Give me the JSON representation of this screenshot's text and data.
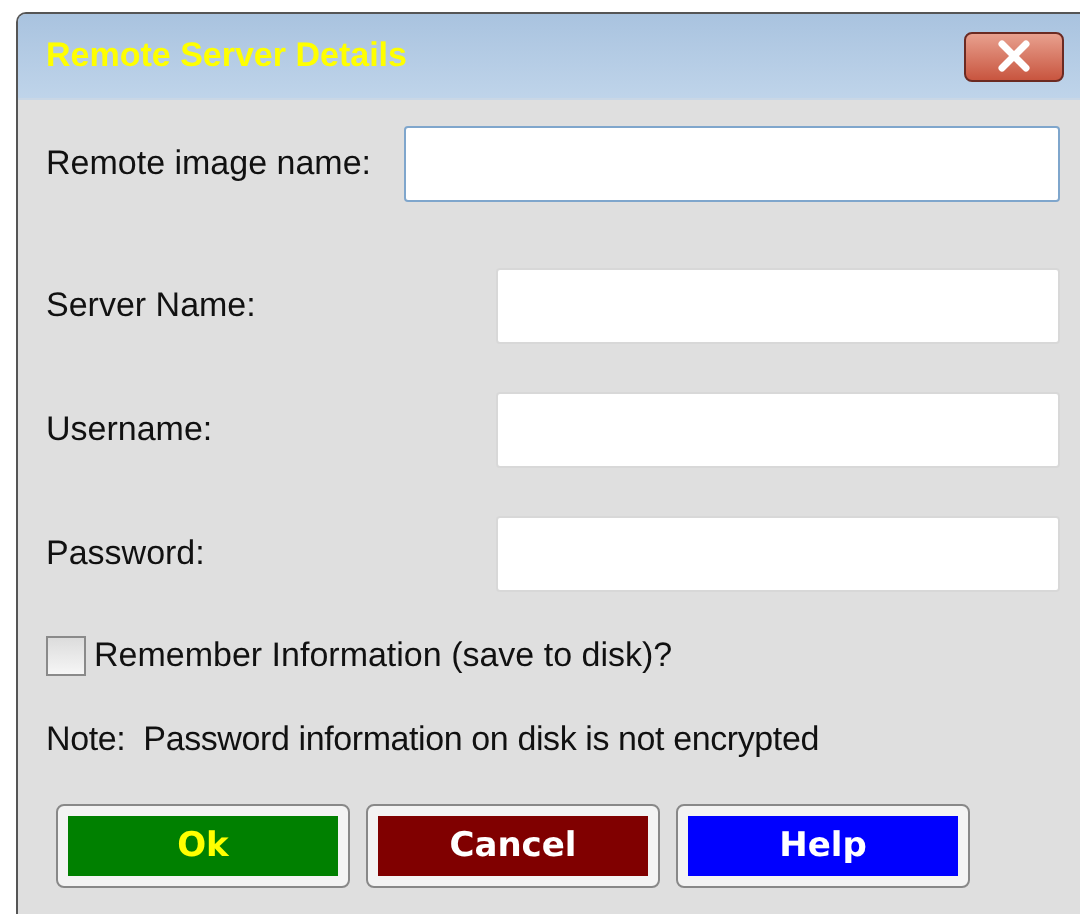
{
  "window": {
    "title": "Remote Server Details"
  },
  "fields": [
    {
      "label": "Remote image name:",
      "focused": true
    },
    {
      "label": "Server Name:",
      "focused": false
    },
    {
      "label": "Username:",
      "focused": false
    },
    {
      "label": "Password:",
      "focused": false
    }
  ],
  "remember": {
    "label": "Remember Information (save to disk)?",
    "checked": false
  },
  "note": "Note:  Password information on disk is not encrypted",
  "buttons": [
    {
      "label": "Ok",
      "color": "#008000",
      "kind": "accept"
    },
    {
      "label": "Cancel",
      "color": "#800000",
      "kind": "plain"
    },
    {
      "label": "Help",
      "color": "#0000ff",
      "kind": "plain"
    }
  ]
}
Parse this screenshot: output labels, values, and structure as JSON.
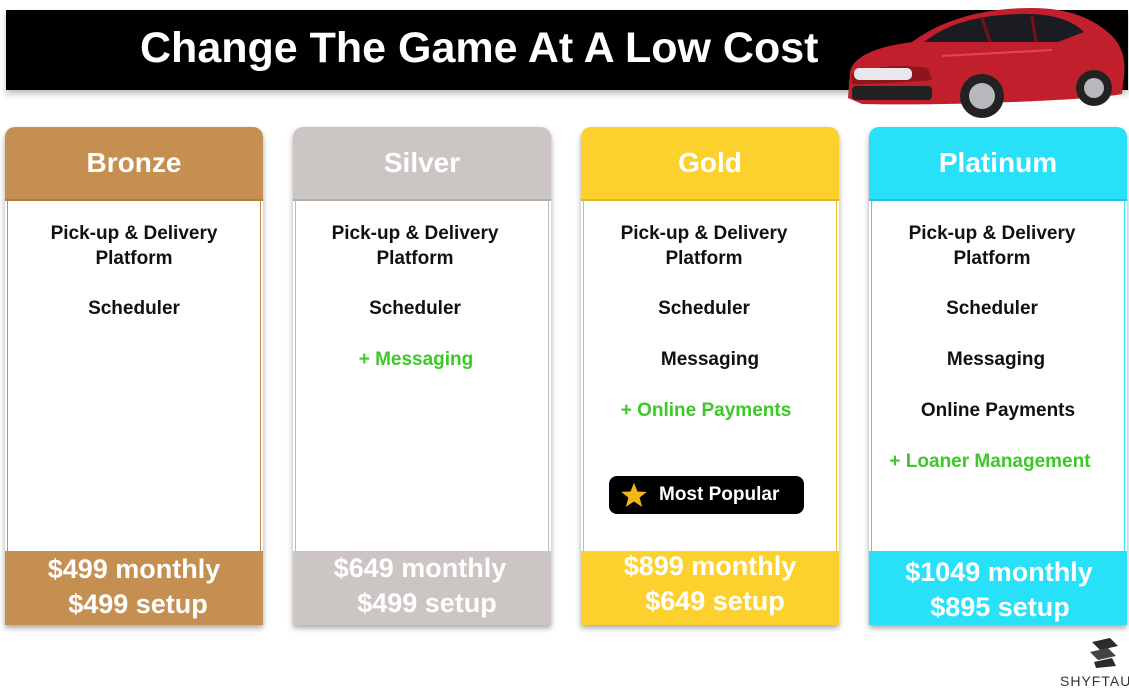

__THE TASK__
All records should be output exactly, with the pictures left out.

__COMPLETED TASK__
Give me the JSON representation of this screenshot's text and data.
{
  "window": {
    "title": "Remote Server Details"
  },
  "fields": [
    {
      "label": "Remote image name:",
      "focused": true
    },
    {
      "label": "Server Name:",
      "focused": false
    },
    {
      "label": "Username:",
      "focused": false
    },
    {
      "label": "Password:",
      "focused": false
    }
  ],
  "remember": {
    "label": "Remember Information (save to disk)?",
    "checked": false
  },
  "note": "Note:  Password information on disk is not encrypted",
  "buttons": [
    {
      "label": "Ok",
      "color": "#008000",
      "kind": "accept"
    },
    {
      "label": "Cancel",
      "color": "#800000",
      "kind": "plain"
    },
    {
      "label": "Help",
      "color": "#0000ff",
      "kind": "plain"
    }
  ]
}
Parse this screenshot: output labels, values, and structure as JSON.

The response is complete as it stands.